The records below must be written out exactly, with every picture left behind.
################
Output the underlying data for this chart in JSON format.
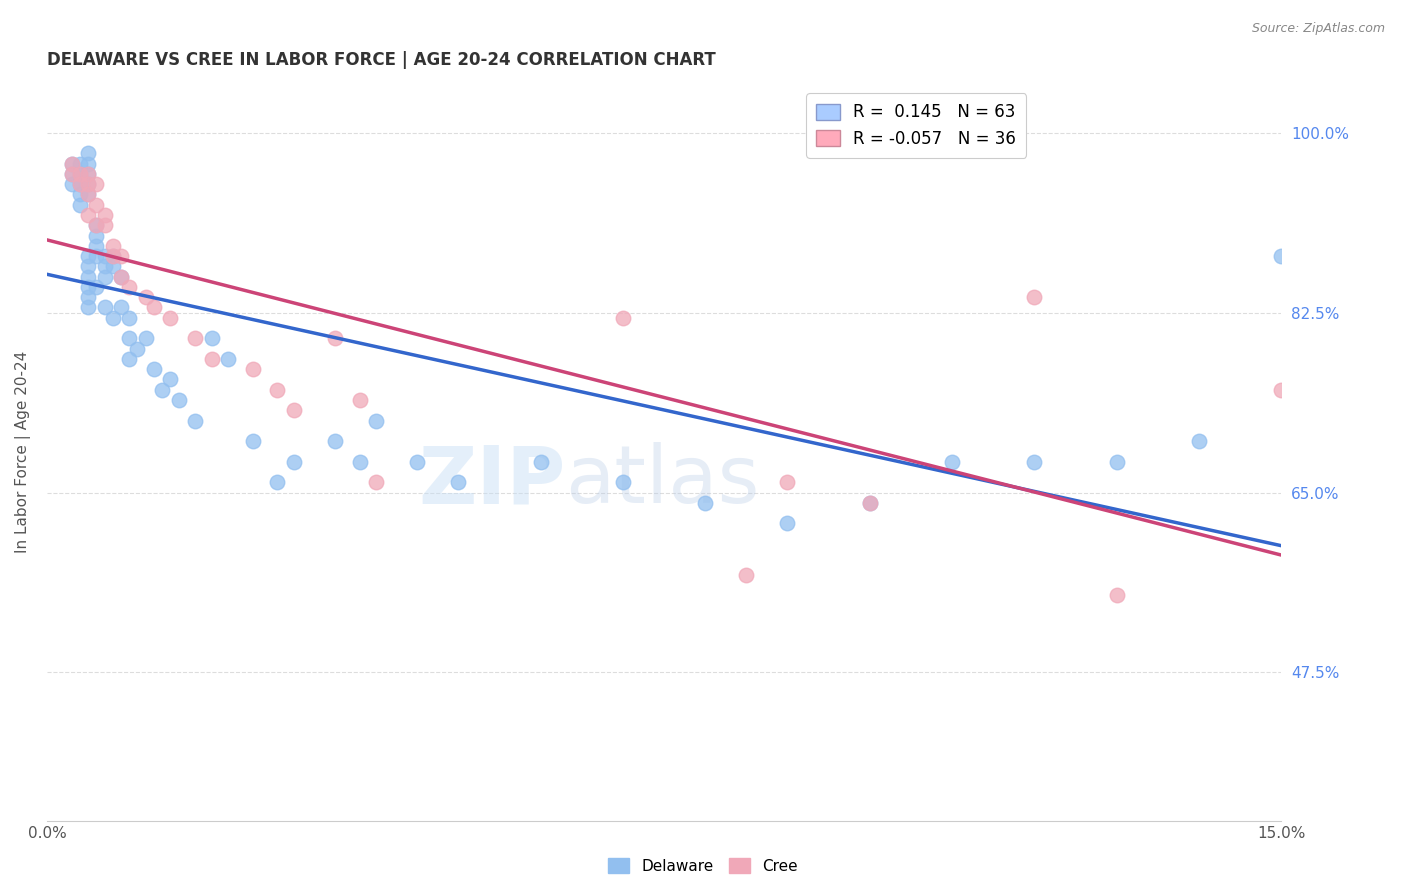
{
  "title": "DELAWARE VS CREE IN LABOR FORCE | AGE 20-24 CORRELATION CHART",
  "source": "Source: ZipAtlas.com",
  "ylabel": "In Labor Force | Age 20-24",
  "xlim": [
    0.0,
    0.15
  ],
  "ylim": [
    0.33,
    1.05
  ],
  "ytick_labels": [
    "47.5%",
    "65.0%",
    "82.5%",
    "100.0%"
  ],
  "ytick_positions": [
    0.475,
    0.65,
    0.825,
    1.0
  ],
  "grid_color": "#dddddd",
  "background_color": "#ffffff",
  "watermark_text": "ZIPatlas",
  "delaware_color": "#92bfef",
  "cree_color": "#f0a8b8",
  "delaware_line_color": "#3366cc",
  "cree_line_color": "#cc4477",
  "legend_label_1": "R =  0.145   N = 63",
  "legend_label_2": "R = -0.057   N = 36",
  "legend_color_1": "#aaccff",
  "legend_color_2": "#ffaabb",
  "del_legend": "Delaware",
  "cree_legend": "Cree",
  "delaware_x": [
    0.003,
    0.003,
    0.003,
    0.004,
    0.004,
    0.004,
    0.004,
    0.004,
    0.005,
    0.005,
    0.005,
    0.005,
    0.005,
    0.005,
    0.005,
    0.005,
    0.005,
    0.005,
    0.005,
    0.006,
    0.006,
    0.006,
    0.006,
    0.006,
    0.007,
    0.007,
    0.007,
    0.007,
    0.008,
    0.008,
    0.008,
    0.009,
    0.009,
    0.01,
    0.01,
    0.01,
    0.011,
    0.012,
    0.013,
    0.014,
    0.015,
    0.016,
    0.018,
    0.02,
    0.022,
    0.025,
    0.028,
    0.03,
    0.035,
    0.038,
    0.04,
    0.045,
    0.05,
    0.06,
    0.07,
    0.08,
    0.09,
    0.1,
    0.11,
    0.12,
    0.13,
    0.14,
    0.15
  ],
  "delaware_y": [
    0.97,
    0.96,
    0.95,
    0.97,
    0.96,
    0.95,
    0.94,
    0.93,
    0.98,
    0.97,
    0.96,
    0.95,
    0.94,
    0.88,
    0.87,
    0.86,
    0.85,
    0.84,
    0.83,
    0.91,
    0.9,
    0.89,
    0.88,
    0.85,
    0.88,
    0.87,
    0.86,
    0.83,
    0.88,
    0.87,
    0.82,
    0.86,
    0.83,
    0.82,
    0.8,
    0.78,
    0.79,
    0.8,
    0.77,
    0.75,
    0.76,
    0.74,
    0.72,
    0.8,
    0.78,
    0.7,
    0.66,
    0.68,
    0.7,
    0.68,
    0.72,
    0.68,
    0.66,
    0.68,
    0.66,
    0.64,
    0.62,
    0.64,
    0.68,
    0.68,
    0.68,
    0.7,
    0.88
  ],
  "cree_x": [
    0.003,
    0.003,
    0.004,
    0.004,
    0.005,
    0.005,
    0.005,
    0.005,
    0.006,
    0.006,
    0.006,
    0.007,
    0.007,
    0.008,
    0.008,
    0.009,
    0.009,
    0.01,
    0.012,
    0.013,
    0.015,
    0.018,
    0.02,
    0.025,
    0.028,
    0.03,
    0.035,
    0.038,
    0.04,
    0.07,
    0.085,
    0.09,
    0.1,
    0.12,
    0.13,
    0.15
  ],
  "cree_y": [
    0.97,
    0.96,
    0.96,
    0.95,
    0.96,
    0.95,
    0.94,
    0.92,
    0.95,
    0.93,
    0.91,
    0.92,
    0.91,
    0.89,
    0.88,
    0.88,
    0.86,
    0.85,
    0.84,
    0.83,
    0.82,
    0.8,
    0.78,
    0.77,
    0.75,
    0.73,
    0.8,
    0.74,
    0.66,
    0.82,
    0.57,
    0.66,
    0.64,
    0.84,
    0.55,
    0.75
  ]
}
################
## Final result
Output the underlying data for this chart in JSON format.
{
  "title": "DELAWARE VS CREE IN LABOR FORCE | AGE 20-24 CORRELATION CHART",
  "source": "Source: ZipAtlas.com",
  "ylabel": "In Labor Force | Age 20-24",
  "xlim": [
    0.0,
    0.15
  ],
  "ylim": [
    0.33,
    1.05
  ],
  "ytick_labels": [
    "47.5%",
    "65.0%",
    "82.5%",
    "100.0%"
  ],
  "ytick_positions": [
    0.475,
    0.65,
    0.825,
    1.0
  ],
  "grid_color": "#dddddd",
  "background_color": "#ffffff",
  "watermark_text": "ZIPatlas",
  "delaware_color": "#92bfef",
  "cree_color": "#f0a8b8",
  "delaware_line_color": "#3366cc",
  "cree_line_color": "#cc4477",
  "legend_label_1": "R =  0.145   N = 63",
  "legend_label_2": "R = -0.057   N = 36",
  "legend_color_1": "#aaccff",
  "legend_color_2": "#ffaabb",
  "del_legend": "Delaware",
  "cree_legend": "Cree",
  "delaware_x": [
    0.003,
    0.003,
    0.003,
    0.004,
    0.004,
    0.004,
    0.004,
    0.004,
    0.005,
    0.005,
    0.005,
    0.005,
    0.005,
    0.005,
    0.005,
    0.005,
    0.005,
    0.005,
    0.005,
    0.006,
    0.006,
    0.006,
    0.006,
    0.006,
    0.007,
    0.007,
    0.007,
    0.007,
    0.008,
    0.008,
    0.008,
    0.009,
    0.009,
    0.01,
    0.01,
    0.01,
    0.011,
    0.012,
    0.013,
    0.014,
    0.015,
    0.016,
    0.018,
    0.02,
    0.022,
    0.025,
    0.028,
    0.03,
    0.035,
    0.038,
    0.04,
    0.045,
    0.05,
    0.06,
    0.07,
    0.08,
    0.09,
    0.1,
    0.11,
    0.12,
    0.13,
    0.14,
    0.15
  ],
  "delaware_y": [
    0.97,
    0.96,
    0.95,
    0.97,
    0.96,
    0.95,
    0.94,
    0.93,
    0.98,
    0.97,
    0.96,
    0.95,
    0.94,
    0.88,
    0.87,
    0.86,
    0.85,
    0.84,
    0.83,
    0.91,
    0.9,
    0.89,
    0.88,
    0.85,
    0.88,
    0.87,
    0.86,
    0.83,
    0.88,
    0.87,
    0.82,
    0.86,
    0.83,
    0.82,
    0.8,
    0.78,
    0.79,
    0.8,
    0.77,
    0.75,
    0.76,
    0.74,
    0.72,
    0.8,
    0.78,
    0.7,
    0.66,
    0.68,
    0.7,
    0.68,
    0.72,
    0.68,
    0.66,
    0.68,
    0.66,
    0.64,
    0.62,
    0.64,
    0.68,
    0.68,
    0.68,
    0.7,
    0.88
  ],
  "cree_x": [
    0.003,
    0.003,
    0.004,
    0.004,
    0.005,
    0.005,
    0.005,
    0.005,
    0.006,
    0.006,
    0.006,
    0.007,
    0.007,
    0.008,
    0.008,
    0.009,
    0.009,
    0.01,
    0.012,
    0.013,
    0.015,
    0.018,
    0.02,
    0.025,
    0.028,
    0.03,
    0.035,
    0.038,
    0.04,
    0.07,
    0.085,
    0.09,
    0.1,
    0.12,
    0.13,
    0.15
  ],
  "cree_y": [
    0.97,
    0.96,
    0.96,
    0.95,
    0.96,
    0.95,
    0.94,
    0.92,
    0.95,
    0.93,
    0.91,
    0.92,
    0.91,
    0.89,
    0.88,
    0.88,
    0.86,
    0.85,
    0.84,
    0.83,
    0.82,
    0.8,
    0.78,
    0.77,
    0.75,
    0.73,
    0.8,
    0.74,
    0.66,
    0.82,
    0.57,
    0.66,
    0.64,
    0.84,
    0.55,
    0.75
  ]
}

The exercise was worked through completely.